(Data records)
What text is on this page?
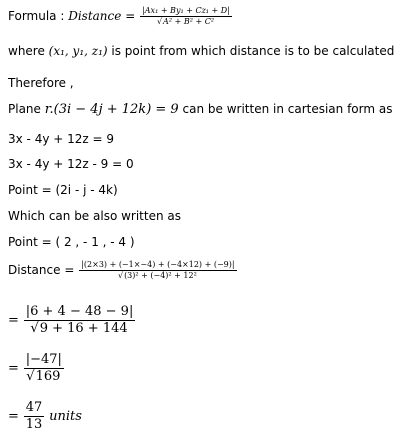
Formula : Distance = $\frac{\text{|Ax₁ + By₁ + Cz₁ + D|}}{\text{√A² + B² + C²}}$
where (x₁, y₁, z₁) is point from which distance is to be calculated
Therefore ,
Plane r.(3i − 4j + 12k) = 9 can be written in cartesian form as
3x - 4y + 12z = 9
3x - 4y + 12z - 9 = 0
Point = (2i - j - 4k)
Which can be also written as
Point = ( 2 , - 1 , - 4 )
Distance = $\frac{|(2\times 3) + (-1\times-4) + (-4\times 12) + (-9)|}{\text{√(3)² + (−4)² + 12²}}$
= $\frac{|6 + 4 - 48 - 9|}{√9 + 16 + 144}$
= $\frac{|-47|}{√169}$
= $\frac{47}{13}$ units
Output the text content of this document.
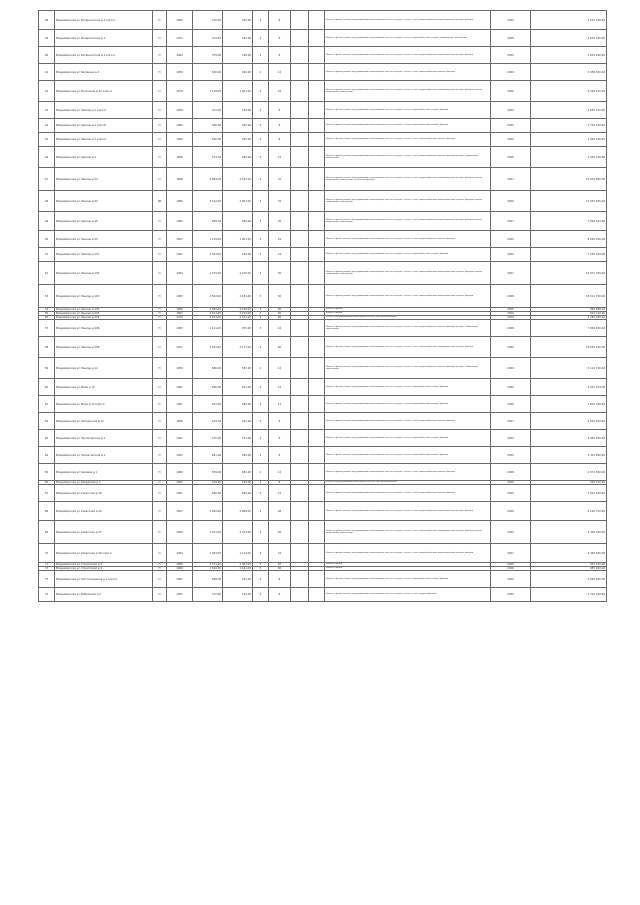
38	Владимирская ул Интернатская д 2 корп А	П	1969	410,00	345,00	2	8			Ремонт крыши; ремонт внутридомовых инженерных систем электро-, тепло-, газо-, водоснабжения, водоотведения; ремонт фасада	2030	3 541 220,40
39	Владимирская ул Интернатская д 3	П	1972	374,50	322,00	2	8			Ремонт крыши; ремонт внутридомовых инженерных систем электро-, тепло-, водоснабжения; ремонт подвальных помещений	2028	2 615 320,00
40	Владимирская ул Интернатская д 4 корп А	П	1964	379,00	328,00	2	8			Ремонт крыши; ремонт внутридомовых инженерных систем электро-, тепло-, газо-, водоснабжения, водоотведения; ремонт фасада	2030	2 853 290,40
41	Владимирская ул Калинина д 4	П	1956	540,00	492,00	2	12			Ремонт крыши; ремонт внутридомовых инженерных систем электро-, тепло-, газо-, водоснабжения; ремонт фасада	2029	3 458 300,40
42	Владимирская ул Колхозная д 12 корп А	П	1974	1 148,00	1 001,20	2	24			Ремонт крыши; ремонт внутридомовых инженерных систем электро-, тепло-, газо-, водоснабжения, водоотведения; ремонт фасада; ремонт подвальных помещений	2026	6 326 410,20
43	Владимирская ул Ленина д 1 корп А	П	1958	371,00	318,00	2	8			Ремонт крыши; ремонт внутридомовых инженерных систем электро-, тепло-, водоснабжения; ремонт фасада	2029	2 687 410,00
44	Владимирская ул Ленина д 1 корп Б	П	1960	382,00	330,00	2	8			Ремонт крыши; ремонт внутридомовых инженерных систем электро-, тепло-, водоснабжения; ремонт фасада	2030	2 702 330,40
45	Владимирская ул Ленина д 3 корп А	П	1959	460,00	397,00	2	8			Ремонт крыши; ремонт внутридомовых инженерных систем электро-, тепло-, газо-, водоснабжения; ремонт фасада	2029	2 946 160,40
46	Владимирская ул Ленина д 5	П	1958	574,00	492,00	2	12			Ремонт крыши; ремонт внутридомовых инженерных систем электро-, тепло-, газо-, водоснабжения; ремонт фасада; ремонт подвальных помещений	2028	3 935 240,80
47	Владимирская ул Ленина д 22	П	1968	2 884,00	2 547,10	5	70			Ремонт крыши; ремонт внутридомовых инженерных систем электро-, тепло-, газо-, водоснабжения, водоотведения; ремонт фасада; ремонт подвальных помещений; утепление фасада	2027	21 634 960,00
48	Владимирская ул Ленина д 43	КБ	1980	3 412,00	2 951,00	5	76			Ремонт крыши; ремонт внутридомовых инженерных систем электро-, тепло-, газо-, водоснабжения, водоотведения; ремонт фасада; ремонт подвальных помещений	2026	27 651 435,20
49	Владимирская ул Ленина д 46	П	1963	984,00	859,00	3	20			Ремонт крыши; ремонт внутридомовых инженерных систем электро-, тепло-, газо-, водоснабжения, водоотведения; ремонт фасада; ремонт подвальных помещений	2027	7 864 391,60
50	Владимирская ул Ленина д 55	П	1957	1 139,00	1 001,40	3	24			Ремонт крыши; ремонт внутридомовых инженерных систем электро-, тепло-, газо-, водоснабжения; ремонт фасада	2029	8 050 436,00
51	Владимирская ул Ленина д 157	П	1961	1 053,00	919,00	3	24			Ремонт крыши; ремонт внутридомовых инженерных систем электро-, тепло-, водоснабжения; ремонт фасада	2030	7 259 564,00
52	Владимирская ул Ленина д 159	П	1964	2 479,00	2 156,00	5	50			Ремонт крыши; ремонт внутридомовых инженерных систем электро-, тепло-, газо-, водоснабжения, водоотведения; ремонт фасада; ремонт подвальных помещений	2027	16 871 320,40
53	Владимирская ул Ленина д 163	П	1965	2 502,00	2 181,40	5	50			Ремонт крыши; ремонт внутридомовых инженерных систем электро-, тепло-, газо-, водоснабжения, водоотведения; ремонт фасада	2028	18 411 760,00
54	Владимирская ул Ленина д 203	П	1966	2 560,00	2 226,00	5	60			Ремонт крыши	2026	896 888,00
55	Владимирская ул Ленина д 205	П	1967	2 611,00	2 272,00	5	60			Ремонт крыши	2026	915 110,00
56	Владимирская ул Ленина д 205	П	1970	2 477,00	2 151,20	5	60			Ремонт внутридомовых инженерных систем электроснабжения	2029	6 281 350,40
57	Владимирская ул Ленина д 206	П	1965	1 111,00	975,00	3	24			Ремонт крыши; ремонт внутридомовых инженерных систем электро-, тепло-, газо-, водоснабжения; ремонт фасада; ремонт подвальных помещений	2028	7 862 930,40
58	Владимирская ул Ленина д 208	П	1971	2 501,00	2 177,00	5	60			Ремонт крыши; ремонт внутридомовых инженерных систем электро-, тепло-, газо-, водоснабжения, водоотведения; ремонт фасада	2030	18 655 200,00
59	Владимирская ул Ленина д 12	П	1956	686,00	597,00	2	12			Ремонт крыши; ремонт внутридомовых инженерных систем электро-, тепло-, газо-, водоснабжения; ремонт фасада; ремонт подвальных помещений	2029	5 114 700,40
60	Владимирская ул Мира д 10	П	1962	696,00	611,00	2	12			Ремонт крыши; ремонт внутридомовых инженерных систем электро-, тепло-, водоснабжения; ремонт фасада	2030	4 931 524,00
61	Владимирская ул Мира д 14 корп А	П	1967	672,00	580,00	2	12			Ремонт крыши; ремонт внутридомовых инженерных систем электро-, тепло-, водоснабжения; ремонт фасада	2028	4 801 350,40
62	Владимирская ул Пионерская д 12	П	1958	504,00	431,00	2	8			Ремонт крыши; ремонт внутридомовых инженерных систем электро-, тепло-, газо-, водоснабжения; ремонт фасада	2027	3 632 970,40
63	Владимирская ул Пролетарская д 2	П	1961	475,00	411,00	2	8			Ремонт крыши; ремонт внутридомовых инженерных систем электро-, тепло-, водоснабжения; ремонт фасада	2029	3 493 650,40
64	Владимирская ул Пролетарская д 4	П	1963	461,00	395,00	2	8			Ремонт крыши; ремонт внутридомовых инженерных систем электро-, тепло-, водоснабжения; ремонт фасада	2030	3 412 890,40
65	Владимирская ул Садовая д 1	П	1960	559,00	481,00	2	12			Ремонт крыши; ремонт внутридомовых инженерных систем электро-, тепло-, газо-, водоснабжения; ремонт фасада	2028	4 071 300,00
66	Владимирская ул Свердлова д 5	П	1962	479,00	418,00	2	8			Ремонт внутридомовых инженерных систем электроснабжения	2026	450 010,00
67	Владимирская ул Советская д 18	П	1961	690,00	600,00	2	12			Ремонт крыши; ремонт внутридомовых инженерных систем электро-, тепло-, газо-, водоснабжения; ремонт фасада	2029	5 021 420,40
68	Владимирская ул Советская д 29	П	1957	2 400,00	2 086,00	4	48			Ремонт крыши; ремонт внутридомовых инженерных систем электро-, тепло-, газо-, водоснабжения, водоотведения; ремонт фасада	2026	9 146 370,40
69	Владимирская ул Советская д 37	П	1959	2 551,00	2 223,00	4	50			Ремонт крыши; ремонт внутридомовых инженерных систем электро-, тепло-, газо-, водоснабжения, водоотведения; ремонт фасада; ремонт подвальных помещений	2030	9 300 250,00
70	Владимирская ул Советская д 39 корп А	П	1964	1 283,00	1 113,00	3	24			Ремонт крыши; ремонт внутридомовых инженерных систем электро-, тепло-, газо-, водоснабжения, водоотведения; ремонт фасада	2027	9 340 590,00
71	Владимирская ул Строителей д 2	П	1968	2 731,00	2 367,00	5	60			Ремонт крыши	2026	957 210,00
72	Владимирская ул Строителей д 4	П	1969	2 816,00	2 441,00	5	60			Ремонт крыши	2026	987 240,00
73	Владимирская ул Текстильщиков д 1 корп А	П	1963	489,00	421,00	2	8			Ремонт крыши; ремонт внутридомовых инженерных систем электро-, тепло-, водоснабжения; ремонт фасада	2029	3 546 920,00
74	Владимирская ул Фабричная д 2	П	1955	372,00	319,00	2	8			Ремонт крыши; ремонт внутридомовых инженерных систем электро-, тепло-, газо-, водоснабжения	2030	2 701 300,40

> Task requirements
Scan the material line by line and report each one that contains "электроснабжения".

> Solution for this problem
56	Владимирская ул Ленина д 205	П	1970	2 477,00	2 151,20	5	60			Ремонт внутридомовых инженерных систем электроснабжения	2029	6 281 350,40
66	Владимирская ул Свердлова д 5	П	1962	479,00	418,00	2	8			Ремонт внутридомовых инженерных систем электроснабжения	2026	450 010,00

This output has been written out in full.